--- begin Records to use ---
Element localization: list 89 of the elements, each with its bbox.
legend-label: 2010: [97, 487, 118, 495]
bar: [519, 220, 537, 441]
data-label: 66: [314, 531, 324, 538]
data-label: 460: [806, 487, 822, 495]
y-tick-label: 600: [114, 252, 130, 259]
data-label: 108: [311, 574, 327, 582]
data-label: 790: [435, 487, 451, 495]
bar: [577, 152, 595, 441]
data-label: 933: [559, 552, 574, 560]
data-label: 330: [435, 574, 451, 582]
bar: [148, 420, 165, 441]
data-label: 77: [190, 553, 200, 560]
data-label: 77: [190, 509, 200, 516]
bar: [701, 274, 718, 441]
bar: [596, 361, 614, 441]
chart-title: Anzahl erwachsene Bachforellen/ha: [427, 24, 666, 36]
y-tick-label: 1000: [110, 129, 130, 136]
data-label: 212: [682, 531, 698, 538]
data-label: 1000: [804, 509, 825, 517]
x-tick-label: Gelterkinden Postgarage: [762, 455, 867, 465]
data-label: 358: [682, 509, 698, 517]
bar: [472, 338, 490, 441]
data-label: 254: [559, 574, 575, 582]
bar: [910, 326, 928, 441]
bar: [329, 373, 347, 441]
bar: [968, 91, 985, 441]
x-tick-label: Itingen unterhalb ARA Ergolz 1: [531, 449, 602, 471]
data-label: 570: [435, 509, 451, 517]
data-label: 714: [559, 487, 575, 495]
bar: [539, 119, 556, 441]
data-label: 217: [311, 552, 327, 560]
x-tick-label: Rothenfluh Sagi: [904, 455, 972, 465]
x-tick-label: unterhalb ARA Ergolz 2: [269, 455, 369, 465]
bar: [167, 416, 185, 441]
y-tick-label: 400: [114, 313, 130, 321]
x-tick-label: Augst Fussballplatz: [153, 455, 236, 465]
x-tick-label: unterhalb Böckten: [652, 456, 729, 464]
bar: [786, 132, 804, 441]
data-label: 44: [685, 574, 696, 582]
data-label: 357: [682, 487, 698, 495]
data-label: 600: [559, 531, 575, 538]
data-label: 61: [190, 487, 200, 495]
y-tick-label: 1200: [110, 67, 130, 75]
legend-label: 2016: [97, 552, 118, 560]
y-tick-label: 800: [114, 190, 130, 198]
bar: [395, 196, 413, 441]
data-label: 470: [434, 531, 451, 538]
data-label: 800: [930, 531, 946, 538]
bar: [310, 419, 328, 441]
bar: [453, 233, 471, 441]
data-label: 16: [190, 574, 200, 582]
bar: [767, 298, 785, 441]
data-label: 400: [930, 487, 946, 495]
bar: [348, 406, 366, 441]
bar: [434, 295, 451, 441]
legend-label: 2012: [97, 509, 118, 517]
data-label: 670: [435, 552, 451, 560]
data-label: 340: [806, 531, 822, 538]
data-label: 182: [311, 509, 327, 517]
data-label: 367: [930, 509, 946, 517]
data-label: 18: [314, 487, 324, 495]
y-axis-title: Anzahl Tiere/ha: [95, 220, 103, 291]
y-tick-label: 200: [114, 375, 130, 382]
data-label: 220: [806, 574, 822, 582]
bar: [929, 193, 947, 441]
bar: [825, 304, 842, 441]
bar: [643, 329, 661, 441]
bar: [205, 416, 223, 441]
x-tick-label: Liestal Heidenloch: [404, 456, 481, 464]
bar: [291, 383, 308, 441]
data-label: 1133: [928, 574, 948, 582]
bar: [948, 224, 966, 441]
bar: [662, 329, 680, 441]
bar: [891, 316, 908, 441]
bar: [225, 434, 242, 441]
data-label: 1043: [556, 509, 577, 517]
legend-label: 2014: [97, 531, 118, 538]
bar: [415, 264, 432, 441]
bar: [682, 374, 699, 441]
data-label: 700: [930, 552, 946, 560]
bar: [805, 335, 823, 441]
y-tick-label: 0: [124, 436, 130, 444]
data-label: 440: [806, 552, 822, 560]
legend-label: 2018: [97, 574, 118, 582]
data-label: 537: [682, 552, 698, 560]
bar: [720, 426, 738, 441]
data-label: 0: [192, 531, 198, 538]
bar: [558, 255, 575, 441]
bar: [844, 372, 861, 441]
--- end Records to use ---
§ Directions for this task
Reproduce all of the rows above, character for character.

§ Exercise response
Element localization: list 89 of the elements, each with its bbox.
legend-label: 2010: [97, 487, 118, 495]
bar: [519, 220, 537, 441]
data-label: 66: [314, 531, 324, 538]
data-label: 460: [806, 487, 822, 495]
y-tick-label: 600: [114, 252, 130, 259]
data-label: 108: [311, 574, 327, 582]
data-label: 790: [435, 487, 451, 495]
bar: [577, 152, 595, 441]
data-label: 933: [559, 552, 574, 560]
data-label: 330: [435, 574, 451, 582]
bar: [148, 420, 165, 441]
data-label: 77: [190, 553, 200, 560]
data-label: 77: [190, 509, 200, 516]
bar: [701, 274, 718, 441]
bar: [596, 361, 614, 441]
chart-title: Anzahl erwachsene Bachforellen/ha: [427, 24, 666, 36]
y-tick-label: 1000: [110, 129, 130, 136]
data-label: 212: [682, 531, 698, 538]
data-label: 1000: [804, 509, 825, 517]
x-tick-label: Gelterkinden Postgarage: [762, 455, 867, 465]
data-label: 358: [682, 509, 698, 517]
bar: [472, 338, 490, 441]
data-label: 254: [559, 574, 575, 582]
bar: [910, 326, 928, 441]
bar: [329, 373, 347, 441]
bar: [968, 91, 985, 441]
x-tick-label: Itingen unterhalb ARA Ergolz 1: [531, 449, 602, 471]
data-label: 570: [435, 509, 451, 517]
data-label: 714: [559, 487, 575, 495]
bar: [539, 119, 556, 441]
data-label: 217: [311, 552, 327, 560]
x-tick-label: Rothenfluh Sagi: [904, 455, 972, 465]
x-tick-label: unterhalb ARA Ergolz 2: [269, 455, 369, 465]
bar: [167, 416, 185, 441]
y-tick-label: 400: [114, 313, 130, 321]
x-tick-label: Augst Fussballplatz: [153, 455, 236, 465]
x-tick-label: unterhalb Böckten: [652, 456, 729, 464]
bar: [786, 132, 804, 441]
data-label: 44: [685, 574, 696, 582]
data-label: 357: [682, 487, 698, 495]
data-label: 600: [559, 531, 575, 538]
data-label: 61: [190, 487, 200, 495]
y-tick-label: 1200: [110, 67, 130, 75]
legend-label: 2016: [97, 552, 118, 560]
y-tick-label: 800: [114, 190, 130, 198]
bar: [395, 196, 413, 441]
data-label: 470: [434, 531, 451, 538]
data-label: 800: [930, 531, 946, 538]
bar: [310, 419, 328, 441]
bar: [453, 233, 471, 441]
data-label: 16: [190, 574, 200, 582]
bar: [767, 298, 785, 441]
data-label: 400: [930, 487, 946, 495]
bar: [348, 406, 366, 441]
bar: [434, 295, 451, 441]
legend-label: 2012: [97, 509, 118, 517]
data-label: 670: [435, 552, 451, 560]
data-label: 340: [806, 531, 822, 538]
data-label: 182: [311, 509, 327, 517]
data-label: 367: [930, 509, 946, 517]
data-label: 18: [314, 487, 324, 495]
y-axis-title: Anzahl Tiere/ha: [95, 220, 103, 291]
y-tick-label: 200: [114, 375, 130, 382]
data-label: 220: [806, 574, 822, 582]
bar: [929, 193, 947, 441]
bar: [825, 304, 842, 441]
bar: [643, 329, 661, 441]
bar: [205, 416, 223, 441]
x-tick-label: Liestal Heidenloch: [404, 456, 481, 464]
bar: [291, 383, 308, 441]
data-label: 1133: [928, 574, 948, 582]
bar: [948, 224, 966, 441]
bar: [662, 329, 680, 441]
bar: [891, 316, 908, 441]
bar: [225, 434, 242, 441]
data-label: 1043: [556, 509, 577, 517]
legend-label: 2014: [97, 531, 118, 538]
bar: [415, 264, 432, 441]
bar: [682, 374, 699, 441]
data-label: 700: [930, 552, 946, 560]
bar: [805, 335, 823, 441]
y-tick-label: 0: [124, 436, 130, 444]
data-label: 440: [806, 552, 822, 560]
legend-label: 2018: [97, 574, 118, 582]
data-label: 537: [682, 552, 698, 560]
bar: [720, 426, 738, 441]
data-label: 0: [192, 531, 198, 538]
bar: [558, 255, 575, 441]
bar: [844, 372, 861, 441]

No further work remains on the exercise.